>>>>>
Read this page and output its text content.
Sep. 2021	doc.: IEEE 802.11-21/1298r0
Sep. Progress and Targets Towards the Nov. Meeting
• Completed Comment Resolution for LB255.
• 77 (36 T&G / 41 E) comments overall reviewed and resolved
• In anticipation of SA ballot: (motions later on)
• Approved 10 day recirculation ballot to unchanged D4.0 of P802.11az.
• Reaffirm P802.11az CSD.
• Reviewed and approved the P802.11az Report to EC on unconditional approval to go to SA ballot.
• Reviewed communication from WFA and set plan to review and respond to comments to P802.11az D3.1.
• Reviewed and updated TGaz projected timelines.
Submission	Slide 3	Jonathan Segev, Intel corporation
<<<<<
Write out every entry again, keeping each line exactly the same.

#### Full solution
Read this page and output its text content.
Sep. 2021	doc.: IEEE 802.11-21/1298r0
Sep. Progress and Targets Towards the Nov. Meeting
• Completed Comment Resolution for LB255.
• 77 (36 T&G / 41 E) comments overall reviewed and resolved
• In anticipation of SA ballot: (motions later on)
• Approved 10 day recirculation ballot to unchanged D4.0 of P802.11az.
• Reaffirm P802.11az CSD.
• Reviewed and approved the P802.11az Report to EC on unconditional approval to go to SA ballot.
• Reviewed communication from WFA and set plan to review and respond to comments to P802.11az D3.1.
• Reviewed and updated TGaz projected timelines.
Submission	Slide 3	Jonathan Segev, Intel corporation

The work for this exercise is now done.